Raw records:

★ ★ ★

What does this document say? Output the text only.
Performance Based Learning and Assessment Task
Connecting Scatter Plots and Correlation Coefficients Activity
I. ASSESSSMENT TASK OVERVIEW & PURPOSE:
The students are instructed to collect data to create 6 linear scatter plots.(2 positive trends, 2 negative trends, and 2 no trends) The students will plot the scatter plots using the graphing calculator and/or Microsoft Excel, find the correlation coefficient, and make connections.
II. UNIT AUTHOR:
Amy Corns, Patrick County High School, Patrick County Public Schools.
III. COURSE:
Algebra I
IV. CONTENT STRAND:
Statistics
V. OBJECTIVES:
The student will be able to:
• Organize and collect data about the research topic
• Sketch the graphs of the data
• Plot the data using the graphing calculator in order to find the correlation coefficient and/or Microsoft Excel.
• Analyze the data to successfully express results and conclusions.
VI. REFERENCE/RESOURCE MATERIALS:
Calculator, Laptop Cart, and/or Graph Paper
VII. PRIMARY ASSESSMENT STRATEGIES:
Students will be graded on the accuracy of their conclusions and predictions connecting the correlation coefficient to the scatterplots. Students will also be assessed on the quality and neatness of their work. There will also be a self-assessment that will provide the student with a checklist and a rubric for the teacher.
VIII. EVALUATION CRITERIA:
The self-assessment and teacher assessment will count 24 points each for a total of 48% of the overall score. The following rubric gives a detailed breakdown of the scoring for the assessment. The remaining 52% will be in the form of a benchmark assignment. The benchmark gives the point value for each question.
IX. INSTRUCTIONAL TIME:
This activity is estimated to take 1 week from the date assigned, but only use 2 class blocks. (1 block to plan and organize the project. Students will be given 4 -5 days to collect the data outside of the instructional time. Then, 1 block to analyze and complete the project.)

★ ★ ★

Work to do: Every line above should be written out again exactly as it stands.

Response for this exercise:
What does this document say? Output the text only.
Performance Based Learning and Assessment Task
Connecting Scatter Plots and Correlation Coefficients Activity
I. ASSESSSMENT TASK OVERVIEW & PURPOSE:
The students are instructed to collect data to create 6 linear scatter plots.(2 positive trends, 2 negative trends, and 2 no trends) The students will plot the scatter plots using the graphing calculator and/or Microsoft Excel, find the correlation coefficient, and make connections.
II. UNIT AUTHOR:
Amy Corns, Patrick County High School, Patrick County Public Schools.
III. COURSE:
Algebra I
IV. CONTENT STRAND:
Statistics
V. OBJECTIVES:
The student will be able to:
• Organize and collect data about the research topic
• Sketch the graphs of the data
• Plot the data using the graphing calculator in order to find the correlation coefficient and/or Microsoft Excel.
• Analyze the data to successfully express results and conclusions.
VI. REFERENCE/RESOURCE MATERIALS:
Calculator, Laptop Cart, and/or Graph Paper
VII. PRIMARY ASSESSMENT STRATEGIES:
Students will be graded on the accuracy of their conclusions and predictions connecting the correlation coefficient to the scatterplots. Students will also be assessed on the quality and neatness of their work. There will also be a self-assessment that will provide the student with a checklist and a rubric for the teacher.
VIII. EVALUATION CRITERIA:
The self-assessment and teacher assessment will count 24 points each for a total of 48% of the overall score. The following rubric gives a detailed breakdown of the scoring for the assessment. The remaining 52% will be in the form of a benchmark assignment. The benchmark gives the point value for each question.
IX. INSTRUCTIONAL TIME:
This activity is estimated to take 1 week from the date assigned, but only use 2 class blocks. (1 block to plan and organize the project. Students will be given 4 -5 days to collect the data outside of the instructional time. Then, 1 block to analyze and complete the project.)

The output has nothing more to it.